What to produce:
Skip the pictures. Copy all the rest of the records down exactly.

Records supplied:
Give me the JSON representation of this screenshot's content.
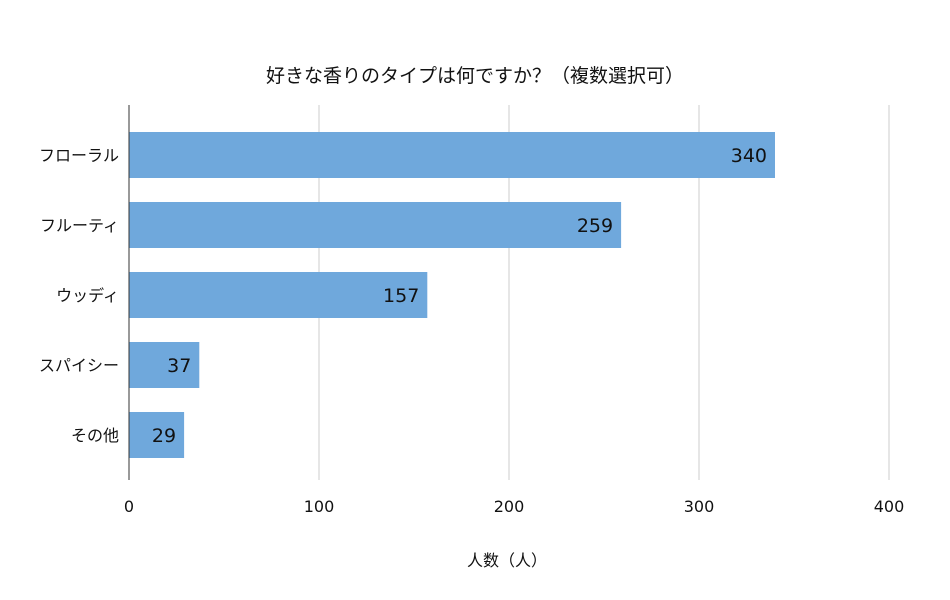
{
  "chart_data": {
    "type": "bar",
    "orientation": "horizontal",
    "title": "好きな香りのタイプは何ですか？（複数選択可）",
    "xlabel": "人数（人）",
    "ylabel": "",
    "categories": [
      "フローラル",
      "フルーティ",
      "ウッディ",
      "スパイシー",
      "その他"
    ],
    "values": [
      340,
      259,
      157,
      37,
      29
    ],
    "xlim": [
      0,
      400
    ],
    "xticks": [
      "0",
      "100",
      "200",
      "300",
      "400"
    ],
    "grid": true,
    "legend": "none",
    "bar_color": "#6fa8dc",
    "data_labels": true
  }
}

Response to the exercise:
Give me the JSON representation of this screenshot's content.
{
  "chart_data": {
    "type": "bar",
    "orientation": "horizontal",
    "title": "好きな香りのタイプは何ですか？（複数選択可）",
    "xlabel": "人数（人）",
    "ylabel": "",
    "categories": [
      "フローラル",
      "フルーティ",
      "ウッディ",
      "スパイシー",
      "その他"
    ],
    "values": [
      340,
      259,
      157,
      37,
      29
    ],
    "xlim": [
      0,
      400
    ],
    "xticks": [
      "0",
      "100",
      "200",
      "300",
      "400"
    ],
    "grid": true,
    "legend": "none",
    "bar_color": "#6fa8dc",
    "data_labels": true
  }
}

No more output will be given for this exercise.